--- Start of Items ---

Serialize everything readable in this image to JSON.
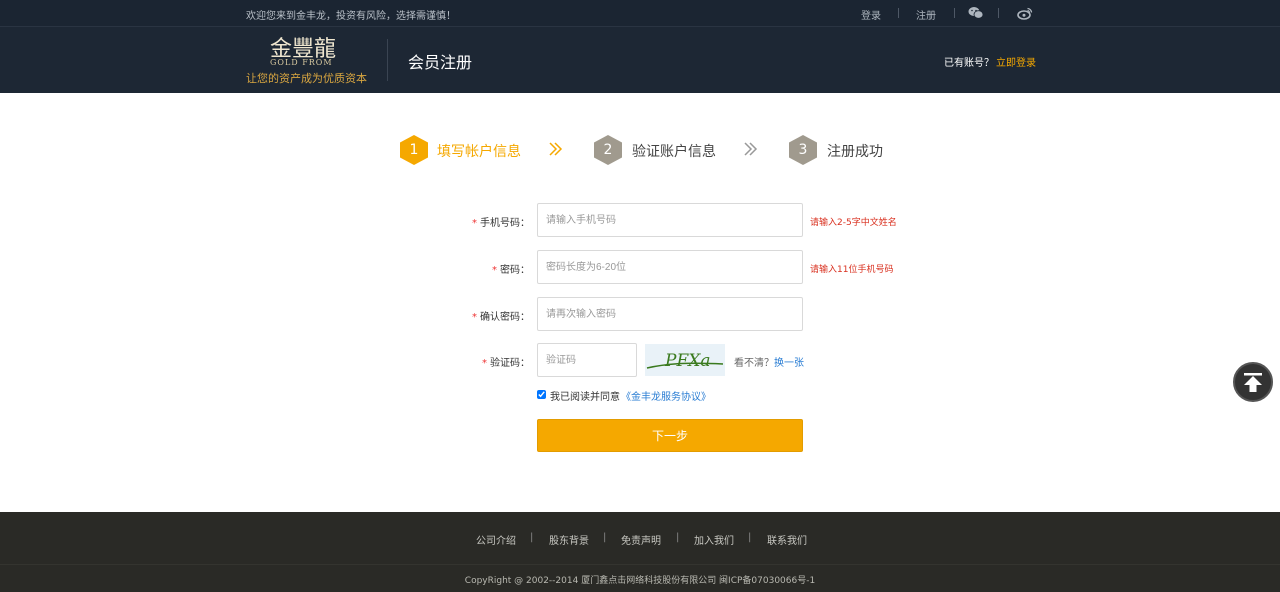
{
  "topbar": {
    "welcome": "欢迎您来到金丰龙，投资有风险，选择需谨慎！",
    "login": "登录",
    "register": "注册",
    "icons": [
      "wechat-icon",
      "weibo-icon"
    ]
  },
  "header": {
    "logo_mark": "金豐龍",
    "logo_en": "GOLD FROM",
    "slogan": "让您的资产成为优质资本",
    "page_title": "会员注册",
    "login_hint": "已有账号？",
    "login_link": "立即登录"
  },
  "steps": [
    {
      "num": "1",
      "label": "填写帐户信息",
      "active": true
    },
    {
      "num": "2",
      "label": "验证账户信息",
      "active": false
    },
    {
      "num": "3",
      "label": "注册成功",
      "active": false
    }
  ],
  "form": {
    "phone": {
      "label": "手机号码：",
      "placeholder": "请输入手机号码",
      "hint": "请输入2-5字中文姓名"
    },
    "password": {
      "label": "密码：",
      "placeholder": "密码长度为6-20位",
      "hint": "请输入11位手机号码"
    },
    "confirm": {
      "label": "确认密码：",
      "placeholder": "请再次输入密码"
    },
    "captcha": {
      "label": "验证码：",
      "placeholder": "验证码",
      "image_text": "PFXa",
      "unclear": "看不清？",
      "refresh": "换一张"
    },
    "agree": {
      "text": "我已阅读并同意",
      "link": "《金丰龙服务协议》",
      "checked": true
    },
    "next": "下一步"
  },
  "footer": {
    "links": [
      "公司介绍",
      "股东背景",
      "免责声明",
      "加入我们",
      "联系我们"
    ],
    "copyright": "CopyRight @ 2002--2014 厦门鑫点击网络科技股份有限公司  闽ICP备07030066号-1"
  },
  "colors": {
    "accent": "#f5a800",
    "header_bg": "#1d2734",
    "footer_bg": "#2a2a26",
    "error": "#d9301f",
    "link": "#2a7dd3"
  }
}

--- End of Items ---

Write out the records above once more, word for word, with no pictures.

■ **Response for this exercise**:
Serialize everything readable in this image to JSON.
{
  "topbar": {
    "welcome": "欢迎您来到金丰龙，投资有风险，选择需谨慎！",
    "login": "登录",
    "register": "注册",
    "icons": [
      "wechat-icon",
      "weibo-icon"
    ]
  },
  "header": {
    "logo_mark": "金豐龍",
    "logo_en": "GOLD FROM",
    "slogan": "让您的资产成为优质资本",
    "page_title": "会员注册",
    "login_hint": "已有账号？",
    "login_link": "立即登录"
  },
  "steps": [
    {
      "num": "1",
      "label": "填写帐户信息",
      "active": true
    },
    {
      "num": "2",
      "label": "验证账户信息",
      "active": false
    },
    {
      "num": "3",
      "label": "注册成功",
      "active": false
    }
  ],
  "form": {
    "phone": {
      "label": "手机号码：",
      "placeholder": "请输入手机号码",
      "hint": "请输入2-5字中文姓名"
    },
    "password": {
      "label": "密码：",
      "placeholder": "密码长度为6-20位",
      "hint": "请输入11位手机号码"
    },
    "confirm": {
      "label": "确认密码：",
      "placeholder": "请再次输入密码"
    },
    "captcha": {
      "label": "验证码：",
      "placeholder": "验证码",
      "image_text": "PFXa",
      "unclear": "看不清？",
      "refresh": "换一张"
    },
    "agree": {
      "text": "我已阅读并同意",
      "link": "《金丰龙服务协议》",
      "checked": true
    },
    "next": "下一步"
  },
  "footer": {
    "links": [
      "公司介绍",
      "股东背景",
      "免责声明",
      "加入我们",
      "联系我们"
    ],
    "copyright": "CopyRight @ 2002--2014 厦门鑫点击网络科技股份有限公司  闽ICP备07030066号-1"
  },
  "colors": {
    "accent": "#f5a800",
    "header_bg": "#1d2734",
    "footer_bg": "#2a2a26",
    "error": "#d9301f",
    "link": "#2a7dd3"
  }
}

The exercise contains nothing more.